- STATED TASK -
Return every line of the records below verbatim, with no pictures in the copy.

[Dataset rows about figures]
------------------------------

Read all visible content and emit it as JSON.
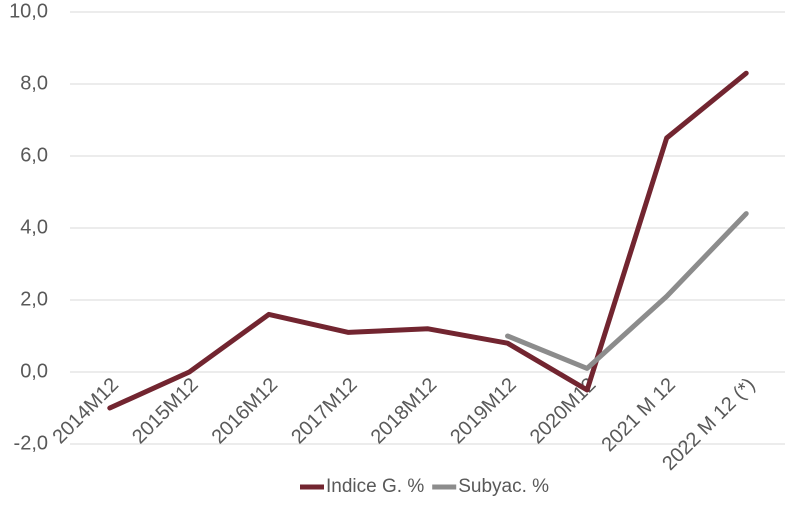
{
  "chart_data": {
    "type": "line",
    "categories": [
      "2014M12",
      "2015M12",
      "2016M12",
      "2017M12",
      "2018M12",
      "2019M12",
      "2020M12",
      "2021 M 12",
      "2022 M 12 (*)"
    ],
    "series": [
      {
        "name": "Indice G. %",
        "color": "#722530",
        "values": [
          -1.0,
          0.0,
          1.6,
          1.1,
          1.2,
          0.8,
          -0.5,
          6.5,
          8.3
        ]
      },
      {
        "name": "Subyac. %",
        "color": "#8c8c8c",
        "values": [
          null,
          null,
          null,
          null,
          null,
          1.0,
          0.1,
          2.1,
          4.4
        ]
      }
    ],
    "ylim": [
      -2,
      10
    ],
    "yticks": [
      {
        "value": -2,
        "label": "-2,0"
      },
      {
        "value": 0,
        "label": "0,0"
      },
      {
        "value": 2,
        "label": "2,0"
      },
      {
        "value": 4,
        "label": "4,0"
      },
      {
        "value": 6,
        "label": "6,0"
      },
      {
        "value": 8,
        "label": "8,0"
      },
      {
        "value": 10,
        "label": "10,0"
      }
    ],
    "grid": true,
    "legend": "bottom"
  }
}
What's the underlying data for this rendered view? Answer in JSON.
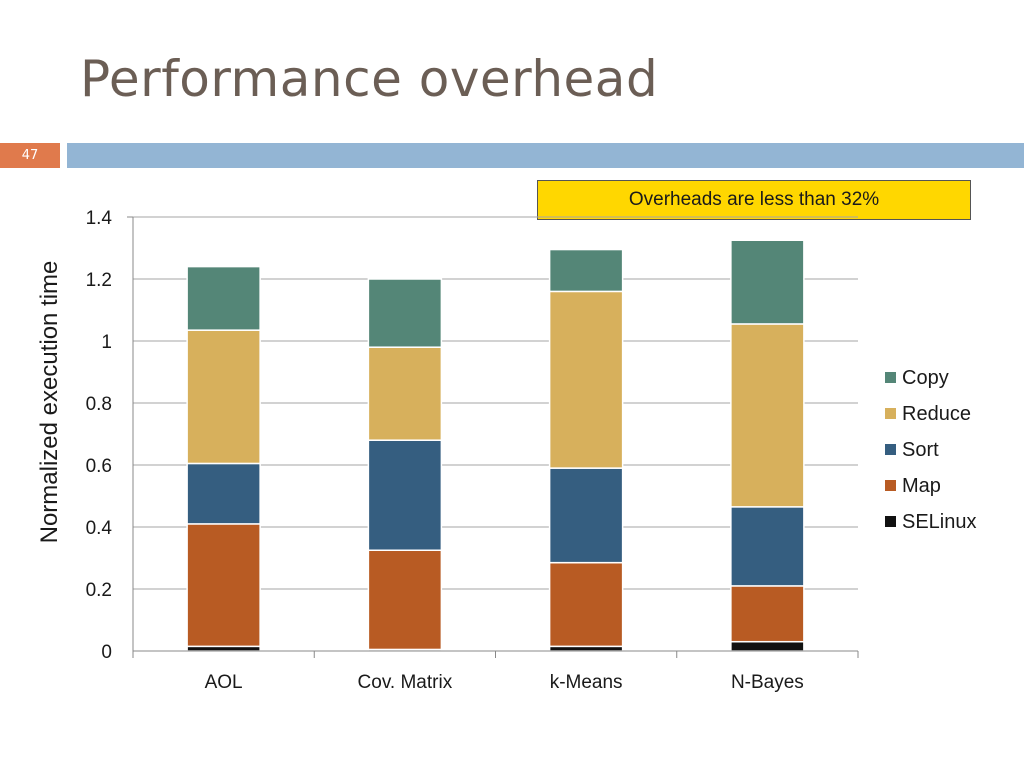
{
  "slide": {
    "title": "Performance overhead",
    "page_number": "47"
  },
  "callout": {
    "text": "Overheads are less than 32%"
  },
  "colors": {
    "title": "#6b5e55",
    "badge": "#e07a4c",
    "header_bar": "#93b5d4",
    "callout_bg": "#ffd700"
  },
  "chart_data": {
    "type": "bar",
    "stacked": true,
    "categories": [
      "AOL",
      "Cov. Matrix",
      "k-Means",
      "N-Bayes"
    ],
    "ylabel": "Normalized execution time",
    "ylim": [
      0,
      1.4
    ],
    "yticks": [
      "0",
      "0.2",
      "0.4",
      "0.6",
      "0.8",
      "1",
      "1.2",
      "1.4"
    ],
    "grid": true,
    "legend_position": "right",
    "series": [
      {
        "name": "SELinux",
        "color": "#111111",
        "values": [
          0.015,
          0.005,
          0.015,
          0.03
        ]
      },
      {
        "name": "Map",
        "color": "#b85b23",
        "values": [
          0.395,
          0.32,
          0.27,
          0.18
        ]
      },
      {
        "name": "Sort",
        "color": "#355e80",
        "values": [
          0.195,
          0.355,
          0.305,
          0.255
        ]
      },
      {
        "name": "Reduce",
        "color": "#d7b05c",
        "values": [
          0.43,
          0.3,
          0.57,
          0.59
        ]
      },
      {
        "name": "Copy",
        "color": "#548677",
        "values": [
          0.205,
          0.22,
          0.135,
          0.27
        ]
      }
    ]
  }
}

------------------------------

- RESULT OF THE EXERCISE -
Read all visible content and emit it as JSON.
{
  "chart_data": {
    "type": "line",
    "categories": [
      "2014M12",
      "2015M12",
      "2016M12",
      "2017M12",
      "2018M12",
      "2019M12",
      "2020M12",
      "2021 M 12",
      "2022 M 12 (*)"
    ],
    "series": [
      {
        "name": "Indice G. %",
        "color": "#722530",
        "values": [
          -1.0,
          0.0,
          1.6,
          1.1,
          1.2,
          0.8,
          -0.5,
          6.5,
          8.3
        ]
      },
      {
        "name": "Subyac. %",
        "color": "#8c8c8c",
        "values": [
          null,
          null,
          null,
          null,
          null,
          1.0,
          0.1,
          2.1,
          4.4
        ]
      }
    ],
    "ylim": [
      -2,
      10
    ],
    "yticks": [
      {
        "value": -2,
        "label": "-2,0"
      },
      {
        "value": 0,
        "label": "0,0"
      },
      {
        "value": 2,
        "label": "2,0"
      },
      {
        "value": 4,
        "label": "4,0"
      },
      {
        "value": 6,
        "label": "6,0"
      },
      {
        "value": 8,
        "label": "8,0"
      },
      {
        "value": 10,
        "label": "10,0"
      }
    ],
    "grid": true,
    "legend": "bottom"
  }
}
What's the underlying data for this rendered view? Answer in JSON.
{
  "slide": {
    "title": "Performance overhead",
    "page_number": "47"
  },
  "callout": {
    "text": "Overheads are less than 32%"
  },
  "colors": {
    "title": "#6b5e55",
    "badge": "#e07a4c",
    "header_bar": "#93b5d4",
    "callout_bg": "#ffd700"
  },
  "chart_data": {
    "type": "bar",
    "stacked": true,
    "categories": [
      "AOL",
      "Cov. Matrix",
      "k-Means",
      "N-Bayes"
    ],
    "ylabel": "Normalized execution time",
    "ylim": [
      0,
      1.4
    ],
    "yticks": [
      "0",
      "0.2",
      "0.4",
      "0.6",
      "0.8",
      "1",
      "1.2",
      "1.4"
    ],
    "grid": true,
    "legend_position": "right",
    "series": [
      {
        "name": "SELinux",
        "color": "#111111",
        "values": [
          0.015,
          0.005,
          0.015,
          0.03
        ]
      },
      {
        "name": "Map",
        "color": "#b85b23",
        "values": [
          0.395,
          0.32,
          0.27,
          0.18
        ]
      },
      {
        "name": "Sort",
        "color": "#355e80",
        "values": [
          0.195,
          0.355,
          0.305,
          0.255
        ]
      },
      {
        "name": "Reduce",
        "color": "#d7b05c",
        "values": [
          0.43,
          0.3,
          0.57,
          0.59
        ]
      },
      {
        "name": "Copy",
        "color": "#548677",
        "values": [
          0.205,
          0.22,
          0.135,
          0.27
        ]
      }
    ]
  }
}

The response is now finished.